# TEXT TO READ:
↓↓↓

Re: two-phase commit / distributed transaction

2016-12-02 Thread Aymeric Augustin
Hello,

To be honest I’m pessimistic about the feasibility of emulating transactional 
behavior — pretty much the most complicated and low level thing databases do — 
in the application. I don’t think that would be considered suitable for Django.

Usually Django handles such cases with a database feature flag and make the 
methods no-ops on databases that don’t support the corresponding features. For 
instance that’s how Django ignores transactions on MySQL + MyISAM.

Best regards,

-- 
Aymeric.

> On 2 Dec 2016, at 20:43, Mateusz Mikołajczyk  
> wrote:
> 
> Well, I suppose that it would either lead to very obfuscated implementation 
> code, or very weird syntax (client code). As for your first argument ( 
> promise that the transaction is unlikely to fail ):
> 
> from django.db import distributed:
> 
> with distributed('foo') as foo:
> MyModel.get_or_create(field=123)

↑↑↑

(Collected data entries)
↓↓↓

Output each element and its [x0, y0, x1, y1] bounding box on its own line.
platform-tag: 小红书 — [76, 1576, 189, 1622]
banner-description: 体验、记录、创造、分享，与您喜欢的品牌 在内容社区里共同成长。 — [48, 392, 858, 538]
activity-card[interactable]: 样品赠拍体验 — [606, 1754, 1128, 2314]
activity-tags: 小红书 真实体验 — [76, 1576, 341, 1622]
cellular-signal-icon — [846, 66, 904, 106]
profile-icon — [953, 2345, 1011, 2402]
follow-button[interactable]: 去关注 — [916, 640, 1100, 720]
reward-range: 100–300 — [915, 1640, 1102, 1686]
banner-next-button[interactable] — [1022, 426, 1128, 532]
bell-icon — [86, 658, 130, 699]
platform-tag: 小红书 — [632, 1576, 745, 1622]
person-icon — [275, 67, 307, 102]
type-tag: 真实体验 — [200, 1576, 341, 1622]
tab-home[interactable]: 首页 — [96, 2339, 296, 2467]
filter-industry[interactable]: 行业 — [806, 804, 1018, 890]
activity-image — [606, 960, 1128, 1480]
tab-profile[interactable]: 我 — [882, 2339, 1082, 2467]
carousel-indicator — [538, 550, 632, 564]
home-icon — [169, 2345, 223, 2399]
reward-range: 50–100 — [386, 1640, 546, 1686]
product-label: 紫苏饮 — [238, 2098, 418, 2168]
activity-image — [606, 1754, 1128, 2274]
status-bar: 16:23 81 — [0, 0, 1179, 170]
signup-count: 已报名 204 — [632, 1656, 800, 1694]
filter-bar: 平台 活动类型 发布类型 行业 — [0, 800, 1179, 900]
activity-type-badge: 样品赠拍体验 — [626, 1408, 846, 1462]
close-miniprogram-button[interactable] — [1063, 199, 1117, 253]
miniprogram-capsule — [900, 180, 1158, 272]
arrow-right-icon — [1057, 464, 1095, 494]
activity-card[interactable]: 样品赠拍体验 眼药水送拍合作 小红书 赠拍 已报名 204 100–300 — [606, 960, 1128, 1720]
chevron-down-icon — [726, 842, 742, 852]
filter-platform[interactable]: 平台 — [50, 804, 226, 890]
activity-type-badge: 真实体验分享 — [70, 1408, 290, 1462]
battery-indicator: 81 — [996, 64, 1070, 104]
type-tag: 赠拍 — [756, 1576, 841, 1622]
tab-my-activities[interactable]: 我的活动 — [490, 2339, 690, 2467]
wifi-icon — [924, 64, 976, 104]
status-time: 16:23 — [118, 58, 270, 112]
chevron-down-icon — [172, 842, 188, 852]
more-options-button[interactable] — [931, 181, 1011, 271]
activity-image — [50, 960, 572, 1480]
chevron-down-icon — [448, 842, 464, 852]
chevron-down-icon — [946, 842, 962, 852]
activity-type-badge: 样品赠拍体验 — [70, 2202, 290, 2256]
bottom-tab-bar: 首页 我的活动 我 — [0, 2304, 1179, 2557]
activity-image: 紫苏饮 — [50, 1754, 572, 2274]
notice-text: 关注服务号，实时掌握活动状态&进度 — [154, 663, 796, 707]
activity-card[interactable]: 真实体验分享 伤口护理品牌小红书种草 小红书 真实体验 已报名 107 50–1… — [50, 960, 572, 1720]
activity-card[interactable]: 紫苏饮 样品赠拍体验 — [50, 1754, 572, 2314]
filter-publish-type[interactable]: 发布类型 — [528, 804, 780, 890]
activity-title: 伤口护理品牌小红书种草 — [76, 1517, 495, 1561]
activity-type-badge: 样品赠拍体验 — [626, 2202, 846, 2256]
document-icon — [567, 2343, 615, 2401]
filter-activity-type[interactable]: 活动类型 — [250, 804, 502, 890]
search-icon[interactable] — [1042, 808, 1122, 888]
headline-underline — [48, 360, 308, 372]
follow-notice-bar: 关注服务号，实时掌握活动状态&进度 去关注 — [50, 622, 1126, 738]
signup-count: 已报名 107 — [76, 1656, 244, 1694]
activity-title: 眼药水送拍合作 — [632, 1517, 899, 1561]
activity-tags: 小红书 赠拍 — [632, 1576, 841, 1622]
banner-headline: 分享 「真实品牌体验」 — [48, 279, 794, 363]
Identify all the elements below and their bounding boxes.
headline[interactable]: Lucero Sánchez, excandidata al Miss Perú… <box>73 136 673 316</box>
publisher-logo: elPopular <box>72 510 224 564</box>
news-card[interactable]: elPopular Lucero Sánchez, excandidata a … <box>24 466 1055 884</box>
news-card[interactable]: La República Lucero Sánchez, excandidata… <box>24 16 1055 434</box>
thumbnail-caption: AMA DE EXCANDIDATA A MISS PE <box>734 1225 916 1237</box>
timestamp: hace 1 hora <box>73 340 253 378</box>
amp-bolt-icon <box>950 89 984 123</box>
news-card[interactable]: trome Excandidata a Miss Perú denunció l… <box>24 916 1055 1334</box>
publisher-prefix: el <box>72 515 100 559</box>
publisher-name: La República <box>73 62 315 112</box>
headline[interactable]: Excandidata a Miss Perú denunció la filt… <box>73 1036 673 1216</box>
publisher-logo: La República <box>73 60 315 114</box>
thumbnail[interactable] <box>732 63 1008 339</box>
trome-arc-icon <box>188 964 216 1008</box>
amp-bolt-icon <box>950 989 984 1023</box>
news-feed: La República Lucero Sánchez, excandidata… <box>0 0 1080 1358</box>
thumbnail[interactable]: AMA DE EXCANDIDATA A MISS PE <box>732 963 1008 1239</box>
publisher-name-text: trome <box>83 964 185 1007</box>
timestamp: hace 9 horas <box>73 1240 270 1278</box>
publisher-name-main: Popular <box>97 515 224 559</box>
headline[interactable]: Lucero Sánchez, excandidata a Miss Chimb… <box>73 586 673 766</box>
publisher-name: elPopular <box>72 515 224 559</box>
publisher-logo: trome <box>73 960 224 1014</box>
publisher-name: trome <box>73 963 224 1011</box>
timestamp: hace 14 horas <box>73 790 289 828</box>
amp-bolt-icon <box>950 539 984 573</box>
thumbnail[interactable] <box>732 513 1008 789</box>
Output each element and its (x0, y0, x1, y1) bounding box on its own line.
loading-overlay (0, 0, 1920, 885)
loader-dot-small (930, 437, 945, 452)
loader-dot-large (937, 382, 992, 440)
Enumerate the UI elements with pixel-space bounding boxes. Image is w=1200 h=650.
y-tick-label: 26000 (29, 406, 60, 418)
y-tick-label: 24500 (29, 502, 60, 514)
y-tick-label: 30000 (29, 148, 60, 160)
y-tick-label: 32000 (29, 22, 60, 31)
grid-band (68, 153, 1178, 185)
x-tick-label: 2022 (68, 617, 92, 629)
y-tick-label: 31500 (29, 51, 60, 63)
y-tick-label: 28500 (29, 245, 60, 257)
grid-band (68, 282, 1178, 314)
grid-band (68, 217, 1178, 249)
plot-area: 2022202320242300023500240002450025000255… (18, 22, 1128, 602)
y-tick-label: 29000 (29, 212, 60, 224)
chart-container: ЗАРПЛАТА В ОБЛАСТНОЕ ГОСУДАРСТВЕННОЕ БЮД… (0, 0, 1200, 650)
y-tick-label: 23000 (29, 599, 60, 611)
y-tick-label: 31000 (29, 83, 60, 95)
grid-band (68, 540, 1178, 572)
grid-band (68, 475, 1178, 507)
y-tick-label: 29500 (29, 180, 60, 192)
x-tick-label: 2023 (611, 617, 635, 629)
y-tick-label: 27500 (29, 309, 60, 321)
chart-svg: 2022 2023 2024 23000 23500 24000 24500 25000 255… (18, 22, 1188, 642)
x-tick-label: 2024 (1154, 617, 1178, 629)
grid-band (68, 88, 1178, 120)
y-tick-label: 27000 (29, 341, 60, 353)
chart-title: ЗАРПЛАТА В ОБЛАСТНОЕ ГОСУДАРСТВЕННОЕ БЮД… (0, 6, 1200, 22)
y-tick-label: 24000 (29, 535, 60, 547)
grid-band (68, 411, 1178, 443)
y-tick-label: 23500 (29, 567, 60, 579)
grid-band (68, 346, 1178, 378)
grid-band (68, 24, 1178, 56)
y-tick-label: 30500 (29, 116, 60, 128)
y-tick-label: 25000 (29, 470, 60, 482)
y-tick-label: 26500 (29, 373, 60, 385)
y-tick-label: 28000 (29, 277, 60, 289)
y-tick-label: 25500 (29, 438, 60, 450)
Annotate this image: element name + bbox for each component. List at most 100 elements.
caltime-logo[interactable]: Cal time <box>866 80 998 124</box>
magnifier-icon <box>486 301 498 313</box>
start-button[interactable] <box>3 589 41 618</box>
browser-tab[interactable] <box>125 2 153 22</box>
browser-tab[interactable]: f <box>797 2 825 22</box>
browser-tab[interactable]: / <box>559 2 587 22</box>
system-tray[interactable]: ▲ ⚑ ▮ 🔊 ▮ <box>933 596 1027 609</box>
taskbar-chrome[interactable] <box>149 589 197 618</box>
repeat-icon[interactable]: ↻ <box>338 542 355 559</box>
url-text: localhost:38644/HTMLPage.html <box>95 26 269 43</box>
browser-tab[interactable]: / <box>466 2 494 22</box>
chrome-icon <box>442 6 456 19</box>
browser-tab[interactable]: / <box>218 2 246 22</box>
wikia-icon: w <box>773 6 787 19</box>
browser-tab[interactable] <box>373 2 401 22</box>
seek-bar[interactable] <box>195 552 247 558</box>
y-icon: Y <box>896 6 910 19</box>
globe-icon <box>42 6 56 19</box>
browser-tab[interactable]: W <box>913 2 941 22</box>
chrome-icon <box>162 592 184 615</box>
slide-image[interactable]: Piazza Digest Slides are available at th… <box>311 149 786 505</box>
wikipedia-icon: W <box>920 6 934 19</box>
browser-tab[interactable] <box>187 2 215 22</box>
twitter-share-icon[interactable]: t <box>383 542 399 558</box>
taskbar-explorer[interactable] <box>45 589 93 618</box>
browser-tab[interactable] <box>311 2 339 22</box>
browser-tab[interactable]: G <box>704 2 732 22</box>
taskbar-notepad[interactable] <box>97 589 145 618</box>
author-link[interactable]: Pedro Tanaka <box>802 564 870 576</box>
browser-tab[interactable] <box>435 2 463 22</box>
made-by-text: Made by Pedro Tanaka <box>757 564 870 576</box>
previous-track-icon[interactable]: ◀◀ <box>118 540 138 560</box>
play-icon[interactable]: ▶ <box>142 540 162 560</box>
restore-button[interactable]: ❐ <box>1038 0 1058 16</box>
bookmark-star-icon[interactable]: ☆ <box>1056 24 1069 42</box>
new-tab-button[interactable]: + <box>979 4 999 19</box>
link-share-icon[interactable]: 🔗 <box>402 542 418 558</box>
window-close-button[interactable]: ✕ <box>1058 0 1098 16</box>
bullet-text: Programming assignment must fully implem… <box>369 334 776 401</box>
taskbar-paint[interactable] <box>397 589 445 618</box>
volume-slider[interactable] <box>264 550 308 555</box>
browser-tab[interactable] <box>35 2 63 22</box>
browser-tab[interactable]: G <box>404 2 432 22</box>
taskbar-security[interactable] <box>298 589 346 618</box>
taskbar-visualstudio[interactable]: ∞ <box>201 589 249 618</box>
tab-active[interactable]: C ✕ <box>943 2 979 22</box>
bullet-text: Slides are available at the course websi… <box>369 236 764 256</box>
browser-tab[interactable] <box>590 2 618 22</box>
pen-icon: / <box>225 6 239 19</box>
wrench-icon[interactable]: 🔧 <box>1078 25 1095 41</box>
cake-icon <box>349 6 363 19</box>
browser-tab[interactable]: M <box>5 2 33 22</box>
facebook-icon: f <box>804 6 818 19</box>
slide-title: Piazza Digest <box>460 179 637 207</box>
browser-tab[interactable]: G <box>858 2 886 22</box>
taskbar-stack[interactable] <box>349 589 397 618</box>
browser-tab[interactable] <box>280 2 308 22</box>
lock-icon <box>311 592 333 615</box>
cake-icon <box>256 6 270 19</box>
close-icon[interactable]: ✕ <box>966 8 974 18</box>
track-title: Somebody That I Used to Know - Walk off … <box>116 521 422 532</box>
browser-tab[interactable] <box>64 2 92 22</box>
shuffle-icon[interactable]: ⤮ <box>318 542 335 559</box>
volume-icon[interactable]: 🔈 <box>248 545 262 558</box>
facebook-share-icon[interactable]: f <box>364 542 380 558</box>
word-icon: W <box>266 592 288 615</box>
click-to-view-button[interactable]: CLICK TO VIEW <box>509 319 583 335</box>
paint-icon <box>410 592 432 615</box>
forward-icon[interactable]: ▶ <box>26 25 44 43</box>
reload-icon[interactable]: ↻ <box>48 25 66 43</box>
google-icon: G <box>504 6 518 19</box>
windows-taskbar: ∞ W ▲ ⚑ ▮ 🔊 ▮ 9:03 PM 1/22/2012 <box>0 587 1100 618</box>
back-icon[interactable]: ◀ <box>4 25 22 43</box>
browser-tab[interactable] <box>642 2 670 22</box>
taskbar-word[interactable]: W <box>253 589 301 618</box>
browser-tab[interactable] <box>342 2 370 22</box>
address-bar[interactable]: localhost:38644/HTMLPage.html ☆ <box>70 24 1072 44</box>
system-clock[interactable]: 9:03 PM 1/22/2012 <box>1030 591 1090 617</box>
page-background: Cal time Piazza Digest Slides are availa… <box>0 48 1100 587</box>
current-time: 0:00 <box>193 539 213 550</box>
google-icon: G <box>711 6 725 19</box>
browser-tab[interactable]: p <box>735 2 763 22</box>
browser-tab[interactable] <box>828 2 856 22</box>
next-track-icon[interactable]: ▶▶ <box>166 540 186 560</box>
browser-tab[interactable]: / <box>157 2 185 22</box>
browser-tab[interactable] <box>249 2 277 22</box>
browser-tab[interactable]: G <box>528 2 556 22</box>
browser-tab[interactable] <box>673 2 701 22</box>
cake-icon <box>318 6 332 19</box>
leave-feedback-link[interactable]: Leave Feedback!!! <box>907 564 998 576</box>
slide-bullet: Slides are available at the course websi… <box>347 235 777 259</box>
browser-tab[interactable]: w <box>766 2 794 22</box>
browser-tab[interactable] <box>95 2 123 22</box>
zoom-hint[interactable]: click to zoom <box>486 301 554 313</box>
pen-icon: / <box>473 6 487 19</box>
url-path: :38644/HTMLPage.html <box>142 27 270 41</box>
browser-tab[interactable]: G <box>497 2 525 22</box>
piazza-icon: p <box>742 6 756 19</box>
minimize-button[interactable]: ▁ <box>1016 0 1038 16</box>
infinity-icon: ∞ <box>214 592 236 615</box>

↑↑↑

# STATED EXERCISE:
Reproduce, word for word, the passage in the forum reply on distributed transactions that runs from "2016-12-02 Thread Aymeric" up to and including "MySQL + MyISAM.". The items were gathered from a separate source.

# ANSWER FOR THIS EXERCISE:
2016-12-02 Thread Aymeric Augustin
Hello,

To be honest I’m pessimistic about the feasibility of emulating transactional 
behavior — pretty much the most complicated and low level thing databases do — 
in the application. I don’t think that would be considered suitable for Django.

Usually Django handles such cases with a database feature flag and make the 
methods no-ops on databases that don’t support the corresponding features. For 
instance that’s how Django ignores transactions on MySQL + MyISAM.